Consigne donnée 1 >> Selon l'article sur la planification de l'usine, combien de critères d'évaluation faut-il définir au maximum ?

Source >>
⟨

Article de blog par David Moser

La planification de l’usine : le « détour » par l’usine idéale

Dans le conseil en Lean, je suis régulièrement confronté à la question de la « planification de l’usine ». Il peut s’agir à la fois de la planification d’une usine toute entière, d’une division ou seulement d’un service.

Néanmoins, la procédure est toujours la même et comprend les étapes suivantes :

  1. Définition des objectifs visés
  2. Analyse de l’état actuel pour déterminer les familles de processus-produits
  3. Spécification des prémisses
  4. Elaboration et pondération des critères d’évaluation
  5. Détermination de l’usine idéale
  6. Identification des conditions marginales
  7. Création de variantes d’usine réelle
  8. Evaluation de ces variantes
  9. Choix d’une variante
  10. Etablissement d’un plan de mise en œuvre

 

Remarque : j’entends ici par planification de l’usine uniquement la planification d’une structure optimale. Mon but n’est pas de dimensionner des climatisations ou des étais. Cela ne relève pas de mon champ de compétence.

1. Définition des objectifs visés

Au début du projet de « planification de l’usine », il s’agit de définir les objectifs à remplir par la structure. Les objectifs les plus souvent cités sont le flux de matière, la transparence, l’« usine modèle ». Il convient de déterminer les indicateurs servant à mesurer les objectifs. Ce n’est pas toujours très simple (par exemple, qu’est-ce qu’un « flux de matière optimal » concrètement parlant ?).

2. Analyse de l’état actuel pour déterminer les familles de processus-produits

La structure d’une usine axée sur les processus garantit des flux de matière optimum et des cycles courts. Il convient à cet effet de créer des familles de processus-produits et de les prioriser car il y aura toujours des compromis à faire. Tous les produits ne pourront pas avoir le flux de matière idéal. L’analyse de l’état actuel consiste aussi à identifier les flux de matière et de valeurs existants, y compris la logistique.

3. Spécification des prémisses

Les prémisses sont les conditions non discutables à remplir dans tous les cas. Par exemple, toutes les machines doivent être sous abri ou la structure doit pouvoir être modifiée à tout moment sans grandes difficultés. Ou encore les flux de matière ne doivent en aucun cas avoir lieu sur plusieurs étages.

4. Elaboration et pondération des critères d’évaluation

Afin de comparer ultérieurement les variantes de structure définies, on utilise des critères d’évaluation (dans le cadre d’une analyse de la valeur utile). Les critères d’évaluation sont pondérés entre eux à l’aide d’une comparaison par paire, sachant que tous les critères n’ont pas le même degré d’importance. Je définirais au maximum dix critères. L’essentiel est de déterminer des critères qui revêtent un caractère important pour la structure et/ou qui sont différents.

 

Il arrive parfois que l’on définisse des critères qui n’ont aucun effet sur les différentes structures et/ou qui affirment la même chose. Ils sont redondants et ne conviennent donc pas à l’appréciation ultérieure.

 

Je recommande de définir les critères d’évaluation avant de commencer à élaborer la structure. Si la définition des critères d’évaluation a lieu après, on a tendance à choisir des critères privilégiant la variante que l’on préfère. Il n’y a donc plus d’objectivité.

⟩

Données sources
⟨

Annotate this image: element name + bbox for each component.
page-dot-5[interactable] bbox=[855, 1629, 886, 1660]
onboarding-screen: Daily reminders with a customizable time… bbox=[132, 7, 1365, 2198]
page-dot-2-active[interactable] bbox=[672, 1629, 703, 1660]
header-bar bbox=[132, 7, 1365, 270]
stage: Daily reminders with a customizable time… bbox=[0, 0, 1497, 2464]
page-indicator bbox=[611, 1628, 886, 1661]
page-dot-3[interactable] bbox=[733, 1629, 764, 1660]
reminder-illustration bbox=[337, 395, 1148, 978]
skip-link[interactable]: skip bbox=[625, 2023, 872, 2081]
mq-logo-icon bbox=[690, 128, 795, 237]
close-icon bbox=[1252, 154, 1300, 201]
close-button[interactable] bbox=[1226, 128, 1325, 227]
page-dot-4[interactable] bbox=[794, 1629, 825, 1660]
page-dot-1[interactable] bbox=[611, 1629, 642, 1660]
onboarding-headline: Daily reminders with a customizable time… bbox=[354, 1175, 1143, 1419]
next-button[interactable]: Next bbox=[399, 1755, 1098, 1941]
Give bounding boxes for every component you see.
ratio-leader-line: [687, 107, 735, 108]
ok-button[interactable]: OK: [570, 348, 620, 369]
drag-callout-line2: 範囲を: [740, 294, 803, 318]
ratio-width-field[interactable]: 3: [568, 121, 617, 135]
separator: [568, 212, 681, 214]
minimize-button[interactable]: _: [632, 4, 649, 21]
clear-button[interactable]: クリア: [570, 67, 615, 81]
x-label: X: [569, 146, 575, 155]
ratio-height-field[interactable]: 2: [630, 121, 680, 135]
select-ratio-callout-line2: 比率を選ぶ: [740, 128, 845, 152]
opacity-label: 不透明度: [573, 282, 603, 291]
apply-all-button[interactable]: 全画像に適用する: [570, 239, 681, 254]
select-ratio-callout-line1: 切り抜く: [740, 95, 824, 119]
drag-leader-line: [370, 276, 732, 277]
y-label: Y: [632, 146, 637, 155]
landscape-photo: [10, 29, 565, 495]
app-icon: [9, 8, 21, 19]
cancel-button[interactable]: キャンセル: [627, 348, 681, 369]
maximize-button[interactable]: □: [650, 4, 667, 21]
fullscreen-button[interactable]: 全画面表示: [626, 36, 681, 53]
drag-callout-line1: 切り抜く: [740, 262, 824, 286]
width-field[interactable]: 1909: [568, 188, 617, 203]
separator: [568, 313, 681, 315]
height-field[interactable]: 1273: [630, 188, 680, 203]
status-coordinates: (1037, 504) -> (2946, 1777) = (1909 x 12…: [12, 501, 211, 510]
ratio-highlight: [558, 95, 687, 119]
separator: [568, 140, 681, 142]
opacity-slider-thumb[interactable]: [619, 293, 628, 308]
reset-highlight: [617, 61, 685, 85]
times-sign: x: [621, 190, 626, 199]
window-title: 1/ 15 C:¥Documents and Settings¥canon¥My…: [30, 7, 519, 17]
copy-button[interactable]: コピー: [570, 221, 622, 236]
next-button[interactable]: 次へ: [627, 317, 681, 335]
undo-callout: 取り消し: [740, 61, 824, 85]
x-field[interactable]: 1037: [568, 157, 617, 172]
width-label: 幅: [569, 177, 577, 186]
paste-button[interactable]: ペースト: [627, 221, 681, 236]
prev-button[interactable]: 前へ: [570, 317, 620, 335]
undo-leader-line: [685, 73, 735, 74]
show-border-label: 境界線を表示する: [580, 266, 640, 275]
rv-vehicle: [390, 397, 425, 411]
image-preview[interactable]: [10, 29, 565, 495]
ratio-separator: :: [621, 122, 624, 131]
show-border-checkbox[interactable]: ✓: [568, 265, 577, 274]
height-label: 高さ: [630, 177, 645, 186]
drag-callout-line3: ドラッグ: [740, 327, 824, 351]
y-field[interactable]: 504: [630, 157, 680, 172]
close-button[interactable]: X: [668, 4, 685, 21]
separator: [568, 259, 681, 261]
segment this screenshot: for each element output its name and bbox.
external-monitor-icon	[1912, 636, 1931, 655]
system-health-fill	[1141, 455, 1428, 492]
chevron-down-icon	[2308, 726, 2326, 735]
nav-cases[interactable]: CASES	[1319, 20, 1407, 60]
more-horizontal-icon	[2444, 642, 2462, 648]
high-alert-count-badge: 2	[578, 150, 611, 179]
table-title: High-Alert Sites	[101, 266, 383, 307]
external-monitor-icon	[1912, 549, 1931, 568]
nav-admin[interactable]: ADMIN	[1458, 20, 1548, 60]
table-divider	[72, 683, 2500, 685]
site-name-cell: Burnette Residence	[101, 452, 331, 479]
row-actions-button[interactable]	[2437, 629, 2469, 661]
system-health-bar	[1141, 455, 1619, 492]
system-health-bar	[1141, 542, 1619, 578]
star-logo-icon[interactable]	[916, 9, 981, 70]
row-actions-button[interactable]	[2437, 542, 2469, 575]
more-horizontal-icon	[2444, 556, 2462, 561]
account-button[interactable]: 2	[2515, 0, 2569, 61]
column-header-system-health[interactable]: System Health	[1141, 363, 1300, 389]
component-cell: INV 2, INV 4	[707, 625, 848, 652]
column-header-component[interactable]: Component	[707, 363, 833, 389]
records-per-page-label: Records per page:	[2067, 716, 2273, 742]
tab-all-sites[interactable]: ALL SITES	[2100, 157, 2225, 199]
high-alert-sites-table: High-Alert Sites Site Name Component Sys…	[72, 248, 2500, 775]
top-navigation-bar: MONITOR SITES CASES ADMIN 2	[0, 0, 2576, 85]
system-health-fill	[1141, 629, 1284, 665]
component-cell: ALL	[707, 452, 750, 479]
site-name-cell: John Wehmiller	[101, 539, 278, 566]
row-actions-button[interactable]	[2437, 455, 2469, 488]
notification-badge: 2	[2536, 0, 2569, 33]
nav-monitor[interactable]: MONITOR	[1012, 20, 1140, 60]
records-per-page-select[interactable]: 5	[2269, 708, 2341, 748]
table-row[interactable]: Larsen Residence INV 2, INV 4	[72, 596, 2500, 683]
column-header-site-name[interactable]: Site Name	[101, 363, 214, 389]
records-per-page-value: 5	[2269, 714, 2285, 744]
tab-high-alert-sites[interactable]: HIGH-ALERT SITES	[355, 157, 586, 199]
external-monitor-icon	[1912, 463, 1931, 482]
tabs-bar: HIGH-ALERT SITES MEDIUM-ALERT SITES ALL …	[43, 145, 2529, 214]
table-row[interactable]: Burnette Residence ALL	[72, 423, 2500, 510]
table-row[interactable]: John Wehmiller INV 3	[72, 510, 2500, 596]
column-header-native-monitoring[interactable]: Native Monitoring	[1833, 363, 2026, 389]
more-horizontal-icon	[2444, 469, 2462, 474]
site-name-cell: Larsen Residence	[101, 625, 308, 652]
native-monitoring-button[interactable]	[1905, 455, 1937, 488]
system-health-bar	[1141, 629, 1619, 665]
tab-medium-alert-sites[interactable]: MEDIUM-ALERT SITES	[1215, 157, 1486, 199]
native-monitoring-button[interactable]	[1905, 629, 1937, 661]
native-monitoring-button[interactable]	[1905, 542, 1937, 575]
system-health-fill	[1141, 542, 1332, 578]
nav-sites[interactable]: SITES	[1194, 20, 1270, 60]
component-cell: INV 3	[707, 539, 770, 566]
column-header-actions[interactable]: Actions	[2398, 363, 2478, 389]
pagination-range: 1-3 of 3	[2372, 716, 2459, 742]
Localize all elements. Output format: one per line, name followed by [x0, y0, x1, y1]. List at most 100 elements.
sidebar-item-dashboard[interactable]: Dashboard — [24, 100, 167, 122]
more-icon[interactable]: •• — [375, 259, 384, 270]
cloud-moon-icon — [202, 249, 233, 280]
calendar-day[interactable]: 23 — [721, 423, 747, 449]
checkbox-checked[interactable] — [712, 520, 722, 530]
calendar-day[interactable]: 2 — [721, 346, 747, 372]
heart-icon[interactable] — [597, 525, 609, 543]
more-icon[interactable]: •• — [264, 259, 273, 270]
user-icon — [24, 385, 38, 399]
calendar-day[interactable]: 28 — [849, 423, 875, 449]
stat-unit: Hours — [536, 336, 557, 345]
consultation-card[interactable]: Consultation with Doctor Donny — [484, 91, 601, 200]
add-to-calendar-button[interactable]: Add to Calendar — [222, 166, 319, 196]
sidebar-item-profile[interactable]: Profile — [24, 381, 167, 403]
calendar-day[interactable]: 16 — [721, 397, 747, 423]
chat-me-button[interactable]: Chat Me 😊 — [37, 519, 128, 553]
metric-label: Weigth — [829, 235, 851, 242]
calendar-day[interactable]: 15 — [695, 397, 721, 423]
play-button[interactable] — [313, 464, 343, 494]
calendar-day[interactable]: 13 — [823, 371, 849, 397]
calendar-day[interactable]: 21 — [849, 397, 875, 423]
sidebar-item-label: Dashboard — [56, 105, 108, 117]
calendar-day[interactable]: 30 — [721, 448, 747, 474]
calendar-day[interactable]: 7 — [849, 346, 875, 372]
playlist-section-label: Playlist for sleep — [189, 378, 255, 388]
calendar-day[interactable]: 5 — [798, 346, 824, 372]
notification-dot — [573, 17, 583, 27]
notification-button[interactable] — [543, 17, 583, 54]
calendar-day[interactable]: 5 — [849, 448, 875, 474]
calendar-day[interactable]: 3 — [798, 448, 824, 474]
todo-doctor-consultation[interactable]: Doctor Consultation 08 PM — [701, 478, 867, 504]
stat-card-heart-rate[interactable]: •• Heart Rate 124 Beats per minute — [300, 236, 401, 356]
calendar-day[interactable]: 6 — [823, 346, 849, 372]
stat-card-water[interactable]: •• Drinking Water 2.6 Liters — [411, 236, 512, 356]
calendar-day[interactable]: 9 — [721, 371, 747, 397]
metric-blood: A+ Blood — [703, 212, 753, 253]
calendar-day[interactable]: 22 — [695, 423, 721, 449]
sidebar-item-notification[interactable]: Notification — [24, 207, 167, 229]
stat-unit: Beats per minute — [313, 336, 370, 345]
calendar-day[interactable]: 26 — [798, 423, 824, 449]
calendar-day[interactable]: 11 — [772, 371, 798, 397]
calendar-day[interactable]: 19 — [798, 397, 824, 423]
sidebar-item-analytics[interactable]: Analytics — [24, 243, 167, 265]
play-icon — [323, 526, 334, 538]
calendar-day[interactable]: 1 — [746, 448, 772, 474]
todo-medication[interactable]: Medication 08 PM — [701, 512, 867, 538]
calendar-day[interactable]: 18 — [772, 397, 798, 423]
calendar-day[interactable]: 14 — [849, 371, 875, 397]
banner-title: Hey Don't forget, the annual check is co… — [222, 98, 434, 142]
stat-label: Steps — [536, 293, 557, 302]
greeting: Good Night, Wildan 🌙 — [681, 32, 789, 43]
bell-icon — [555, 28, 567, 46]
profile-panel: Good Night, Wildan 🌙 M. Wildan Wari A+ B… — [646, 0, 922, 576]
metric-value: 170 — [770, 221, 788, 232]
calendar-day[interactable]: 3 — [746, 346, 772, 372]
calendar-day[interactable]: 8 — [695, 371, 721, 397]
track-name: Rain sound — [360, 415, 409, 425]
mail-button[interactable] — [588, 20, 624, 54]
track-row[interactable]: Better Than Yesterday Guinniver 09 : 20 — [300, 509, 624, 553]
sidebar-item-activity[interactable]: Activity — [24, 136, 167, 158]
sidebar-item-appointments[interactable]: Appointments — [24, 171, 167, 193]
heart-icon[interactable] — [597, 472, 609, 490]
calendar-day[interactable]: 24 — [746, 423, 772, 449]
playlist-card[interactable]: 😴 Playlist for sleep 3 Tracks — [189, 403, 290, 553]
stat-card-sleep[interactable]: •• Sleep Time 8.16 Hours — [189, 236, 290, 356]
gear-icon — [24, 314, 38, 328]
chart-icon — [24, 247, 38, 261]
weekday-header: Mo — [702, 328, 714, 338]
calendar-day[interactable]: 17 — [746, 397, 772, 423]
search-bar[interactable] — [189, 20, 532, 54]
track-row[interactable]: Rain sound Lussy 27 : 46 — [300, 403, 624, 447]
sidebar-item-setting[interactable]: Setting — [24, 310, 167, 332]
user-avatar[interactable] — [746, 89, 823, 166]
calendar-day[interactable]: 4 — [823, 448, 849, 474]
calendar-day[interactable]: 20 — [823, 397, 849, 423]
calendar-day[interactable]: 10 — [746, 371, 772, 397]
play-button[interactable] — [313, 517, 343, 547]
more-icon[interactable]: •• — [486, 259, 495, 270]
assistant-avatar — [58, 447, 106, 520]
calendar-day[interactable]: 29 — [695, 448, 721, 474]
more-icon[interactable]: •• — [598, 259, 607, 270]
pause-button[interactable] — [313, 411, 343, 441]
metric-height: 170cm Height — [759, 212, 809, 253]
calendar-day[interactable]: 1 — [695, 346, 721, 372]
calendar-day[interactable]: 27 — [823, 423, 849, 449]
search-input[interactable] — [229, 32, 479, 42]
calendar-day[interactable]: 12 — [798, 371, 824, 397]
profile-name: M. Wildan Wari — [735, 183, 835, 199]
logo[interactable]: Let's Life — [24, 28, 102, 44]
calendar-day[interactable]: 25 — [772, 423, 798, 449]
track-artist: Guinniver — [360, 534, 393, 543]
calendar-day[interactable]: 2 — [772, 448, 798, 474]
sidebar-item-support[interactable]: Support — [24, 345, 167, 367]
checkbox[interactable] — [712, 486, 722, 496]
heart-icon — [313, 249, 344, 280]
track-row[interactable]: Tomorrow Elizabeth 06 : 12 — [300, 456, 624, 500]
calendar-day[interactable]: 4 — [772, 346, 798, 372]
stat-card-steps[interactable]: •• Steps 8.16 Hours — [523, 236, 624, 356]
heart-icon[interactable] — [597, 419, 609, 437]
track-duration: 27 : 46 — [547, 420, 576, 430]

⟩

Consigne donnée 2 >> Renvoyez mot pour mot tout ce qui va du début des enregistrements jusqu'à la ligne contenant « page-indicator bbox=[611, 1628, 886, 1661] », celle-ci comprise.

Réponse complète 1 >> Au maximum dix critères.

Réponse complète 2 >>
Annotate this image: element name + bbox for each component.
page-dot-5[interactable] bbox=[855, 1629, 886, 1660]
onboarding-screen: Daily reminders with a customizable time… bbox=[132, 7, 1365, 2198]
page-dot-2-active[interactable] bbox=[672, 1629, 703, 1660]
header-bar bbox=[132, 7, 1365, 270]
stage: Daily reminders with a customizable time… bbox=[0, 0, 1497, 2464]
page-indicator bbox=[611, 1628, 886, 1661]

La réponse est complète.